• Given request
The required output consists solely of the lines from the line containing "Convert this document image to plain text." through the end of the records, copied exactly.
● ● ● ● ● ● ●
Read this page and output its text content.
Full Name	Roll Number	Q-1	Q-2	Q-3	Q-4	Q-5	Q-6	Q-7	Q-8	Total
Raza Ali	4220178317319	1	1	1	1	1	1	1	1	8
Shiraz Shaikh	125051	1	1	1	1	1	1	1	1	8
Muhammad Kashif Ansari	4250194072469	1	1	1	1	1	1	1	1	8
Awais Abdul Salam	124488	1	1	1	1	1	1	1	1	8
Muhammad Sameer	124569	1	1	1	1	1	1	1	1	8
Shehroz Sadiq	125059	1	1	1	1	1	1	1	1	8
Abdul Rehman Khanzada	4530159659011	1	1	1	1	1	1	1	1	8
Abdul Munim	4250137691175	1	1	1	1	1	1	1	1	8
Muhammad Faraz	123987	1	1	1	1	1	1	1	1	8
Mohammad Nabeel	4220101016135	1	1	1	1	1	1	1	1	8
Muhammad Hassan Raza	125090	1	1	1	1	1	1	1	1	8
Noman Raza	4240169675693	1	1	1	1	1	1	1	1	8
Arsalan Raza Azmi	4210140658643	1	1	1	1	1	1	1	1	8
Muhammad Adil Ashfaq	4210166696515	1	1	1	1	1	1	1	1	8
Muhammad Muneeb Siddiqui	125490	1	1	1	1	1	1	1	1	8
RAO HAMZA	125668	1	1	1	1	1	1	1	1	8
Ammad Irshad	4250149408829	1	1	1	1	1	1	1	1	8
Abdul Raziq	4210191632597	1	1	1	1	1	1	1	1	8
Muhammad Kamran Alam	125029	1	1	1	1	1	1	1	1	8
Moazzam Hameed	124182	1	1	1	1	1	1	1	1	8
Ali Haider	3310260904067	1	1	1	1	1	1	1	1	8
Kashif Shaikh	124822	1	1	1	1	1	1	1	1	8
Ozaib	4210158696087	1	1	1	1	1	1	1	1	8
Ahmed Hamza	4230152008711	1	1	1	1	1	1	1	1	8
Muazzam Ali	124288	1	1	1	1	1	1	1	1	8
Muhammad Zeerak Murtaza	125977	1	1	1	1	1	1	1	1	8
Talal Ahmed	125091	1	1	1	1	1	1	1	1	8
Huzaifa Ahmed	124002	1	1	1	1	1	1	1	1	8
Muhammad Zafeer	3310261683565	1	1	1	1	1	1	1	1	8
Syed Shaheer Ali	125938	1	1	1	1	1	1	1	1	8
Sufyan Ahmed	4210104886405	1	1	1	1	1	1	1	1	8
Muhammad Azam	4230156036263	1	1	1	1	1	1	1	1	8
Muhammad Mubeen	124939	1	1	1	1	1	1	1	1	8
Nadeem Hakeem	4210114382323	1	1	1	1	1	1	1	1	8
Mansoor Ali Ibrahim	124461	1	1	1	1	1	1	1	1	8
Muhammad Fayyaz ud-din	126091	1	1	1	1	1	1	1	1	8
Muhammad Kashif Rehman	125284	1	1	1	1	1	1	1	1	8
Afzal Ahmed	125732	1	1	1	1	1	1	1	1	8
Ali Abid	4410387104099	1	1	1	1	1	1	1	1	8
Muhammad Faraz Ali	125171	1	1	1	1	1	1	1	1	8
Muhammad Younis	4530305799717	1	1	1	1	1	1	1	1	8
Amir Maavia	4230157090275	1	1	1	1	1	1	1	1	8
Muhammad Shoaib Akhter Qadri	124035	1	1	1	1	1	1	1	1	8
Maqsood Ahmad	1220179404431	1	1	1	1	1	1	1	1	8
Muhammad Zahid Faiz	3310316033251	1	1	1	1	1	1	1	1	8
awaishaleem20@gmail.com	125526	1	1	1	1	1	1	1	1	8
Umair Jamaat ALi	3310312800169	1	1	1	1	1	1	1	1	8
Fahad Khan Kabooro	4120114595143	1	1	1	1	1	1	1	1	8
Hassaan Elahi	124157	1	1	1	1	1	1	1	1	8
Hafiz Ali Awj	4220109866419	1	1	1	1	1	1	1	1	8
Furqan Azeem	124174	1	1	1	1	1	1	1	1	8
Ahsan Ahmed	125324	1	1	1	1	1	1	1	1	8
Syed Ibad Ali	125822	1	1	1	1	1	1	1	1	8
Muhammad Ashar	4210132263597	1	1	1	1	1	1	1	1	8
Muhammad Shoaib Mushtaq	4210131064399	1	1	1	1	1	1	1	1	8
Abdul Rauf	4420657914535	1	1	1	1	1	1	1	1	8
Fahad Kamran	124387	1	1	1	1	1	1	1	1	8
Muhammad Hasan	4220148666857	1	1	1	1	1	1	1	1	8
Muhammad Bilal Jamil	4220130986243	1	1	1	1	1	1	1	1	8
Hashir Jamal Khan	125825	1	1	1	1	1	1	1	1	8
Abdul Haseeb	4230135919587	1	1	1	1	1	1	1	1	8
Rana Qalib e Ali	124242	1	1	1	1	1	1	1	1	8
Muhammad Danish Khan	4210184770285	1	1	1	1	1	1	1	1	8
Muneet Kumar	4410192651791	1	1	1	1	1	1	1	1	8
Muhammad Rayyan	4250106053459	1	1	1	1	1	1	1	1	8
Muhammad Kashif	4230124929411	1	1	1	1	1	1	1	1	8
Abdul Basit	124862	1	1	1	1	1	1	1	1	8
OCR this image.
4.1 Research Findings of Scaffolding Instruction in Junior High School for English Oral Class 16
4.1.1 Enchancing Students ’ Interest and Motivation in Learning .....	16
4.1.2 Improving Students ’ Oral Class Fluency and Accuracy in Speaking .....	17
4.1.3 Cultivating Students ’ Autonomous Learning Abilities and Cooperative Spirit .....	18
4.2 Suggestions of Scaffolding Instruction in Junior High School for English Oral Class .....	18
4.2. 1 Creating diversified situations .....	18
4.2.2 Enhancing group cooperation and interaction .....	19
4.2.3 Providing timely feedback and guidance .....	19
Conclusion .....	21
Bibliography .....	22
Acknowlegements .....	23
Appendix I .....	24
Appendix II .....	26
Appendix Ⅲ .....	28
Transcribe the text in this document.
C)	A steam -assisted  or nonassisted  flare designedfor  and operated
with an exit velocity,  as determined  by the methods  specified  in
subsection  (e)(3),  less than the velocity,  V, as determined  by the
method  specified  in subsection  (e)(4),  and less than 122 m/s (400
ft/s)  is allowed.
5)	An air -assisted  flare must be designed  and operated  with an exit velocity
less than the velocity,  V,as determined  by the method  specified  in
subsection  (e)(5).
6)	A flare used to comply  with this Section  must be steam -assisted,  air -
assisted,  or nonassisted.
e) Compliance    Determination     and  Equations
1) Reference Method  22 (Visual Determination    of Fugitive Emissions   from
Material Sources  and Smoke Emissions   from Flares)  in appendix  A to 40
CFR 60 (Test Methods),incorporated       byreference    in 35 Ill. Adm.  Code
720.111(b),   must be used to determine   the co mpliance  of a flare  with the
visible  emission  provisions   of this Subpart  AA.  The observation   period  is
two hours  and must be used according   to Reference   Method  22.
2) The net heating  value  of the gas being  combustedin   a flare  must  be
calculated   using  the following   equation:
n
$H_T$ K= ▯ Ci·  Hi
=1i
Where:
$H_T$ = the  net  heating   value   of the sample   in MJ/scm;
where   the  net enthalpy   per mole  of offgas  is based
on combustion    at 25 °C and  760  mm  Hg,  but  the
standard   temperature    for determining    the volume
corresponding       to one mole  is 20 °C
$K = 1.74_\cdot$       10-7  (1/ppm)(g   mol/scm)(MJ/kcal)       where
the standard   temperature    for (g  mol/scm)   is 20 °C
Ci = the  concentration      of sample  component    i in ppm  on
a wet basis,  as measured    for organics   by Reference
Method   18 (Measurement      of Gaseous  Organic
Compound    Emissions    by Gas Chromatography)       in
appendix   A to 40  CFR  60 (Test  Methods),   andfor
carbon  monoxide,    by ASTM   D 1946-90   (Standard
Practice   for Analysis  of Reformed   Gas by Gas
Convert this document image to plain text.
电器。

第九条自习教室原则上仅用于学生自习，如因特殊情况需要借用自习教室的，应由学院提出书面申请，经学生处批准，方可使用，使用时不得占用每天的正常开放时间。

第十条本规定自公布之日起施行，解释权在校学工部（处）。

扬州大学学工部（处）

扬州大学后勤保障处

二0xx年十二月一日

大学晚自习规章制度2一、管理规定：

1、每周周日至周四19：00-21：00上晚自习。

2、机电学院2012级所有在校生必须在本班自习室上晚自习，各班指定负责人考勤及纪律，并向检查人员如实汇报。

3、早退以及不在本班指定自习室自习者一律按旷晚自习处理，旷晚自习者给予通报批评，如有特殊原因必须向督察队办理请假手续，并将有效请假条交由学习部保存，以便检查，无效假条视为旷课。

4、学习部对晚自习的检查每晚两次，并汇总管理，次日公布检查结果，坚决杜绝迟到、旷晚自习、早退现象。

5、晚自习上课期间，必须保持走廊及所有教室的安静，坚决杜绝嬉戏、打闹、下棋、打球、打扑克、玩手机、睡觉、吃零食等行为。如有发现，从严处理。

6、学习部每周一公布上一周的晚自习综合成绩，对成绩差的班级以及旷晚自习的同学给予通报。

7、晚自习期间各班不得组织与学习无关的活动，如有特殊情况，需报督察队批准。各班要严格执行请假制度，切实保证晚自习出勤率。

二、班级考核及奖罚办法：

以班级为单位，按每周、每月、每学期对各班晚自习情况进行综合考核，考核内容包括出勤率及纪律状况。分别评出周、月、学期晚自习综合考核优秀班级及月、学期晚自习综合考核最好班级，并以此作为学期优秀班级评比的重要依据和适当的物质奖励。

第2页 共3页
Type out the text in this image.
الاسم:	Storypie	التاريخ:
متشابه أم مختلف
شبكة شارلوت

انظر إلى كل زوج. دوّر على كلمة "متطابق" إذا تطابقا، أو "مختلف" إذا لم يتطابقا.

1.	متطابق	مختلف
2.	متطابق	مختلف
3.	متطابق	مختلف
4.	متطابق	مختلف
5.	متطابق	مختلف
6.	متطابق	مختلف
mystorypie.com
● ● ● ● ● ● ●
• Result of this task
Convert this document image to plain text.
电器。

第九条自习教室原则上仅用于学生自习，如因特殊情况需要借用自习教室的，应由学院提出书面申请，经学生处批准，方可使用，使用时不得占用每天的正常开放时间。

第十条本规定自公布之日起施行，解释权在校学工部（处）。

扬州大学学工部（处）

扬州大学后勤保障处

二0xx年十二月一日

大学晚自习规章制度2一、管理规定：

1、每周周日至周四19：00-21：00上晚自习。

2、机电学院2012级所有在校生必须在本班自习室上晚自习，各班指定负责人考勤及纪律，并向检查人员如实汇报。

3、早退以及不在本班指定自习室自习者一律按旷晚自习处理，旷晚自习者给予通报批评，如有特殊原因必须向督察队办理请假手续，并将有效请假条交由学习部保存，以便检查，无效假条视为旷课。

4、学习部对晚自习的检查每晚两次，并汇总管理，次日公布检查结果，坚决杜绝迟到、旷晚自习、早退现象。

5、晚自习上课期间，必须保持走廊及所有教室的安静，坚决杜绝嬉戏、打闹、下棋、打球、打扑克、玩手机、睡觉、吃零食等行为。如有发现，从严处理。

6、学习部每周一公布上一周的晚自习综合成绩，对成绩差的班级以及旷晚自习的同学给予通报。

7、晚自习期间各班不得组织与学习无关的活动，如有特殊情况，需报督察队批准。各班要严格执行请假制度，切实保证晚自习出勤率。

二、班级考核及奖罚办法：

以班级为单位，按每周、每月、每学期对各班晚自习情况进行综合考核，考核内容包括出勤率及纪律状况。分别评出周、月、学期晚自习综合考核优秀班级及月、学期晚自习综合考核最好班级，并以此作为学期优秀班级评比的重要依据和适当的物质奖励。

第2页 共3页
Type out the text in this image.
الاسم:	Storypie	التاريخ:
متشابه أم مختلف
شبكة شارلوت

انظر إلى كل زوج. دوّر على كلمة "متطابق" إذا تطابقا، أو "مختلف" إذا لم يتطابقا.

1.	متطابق	مختلف
2.	متطابق	مختلف
3.	متطابق	مختلف
4.	متطابق	مختلف
5.	متطابق	مختلف
6.	متطابق	مختلف
mystorypie.com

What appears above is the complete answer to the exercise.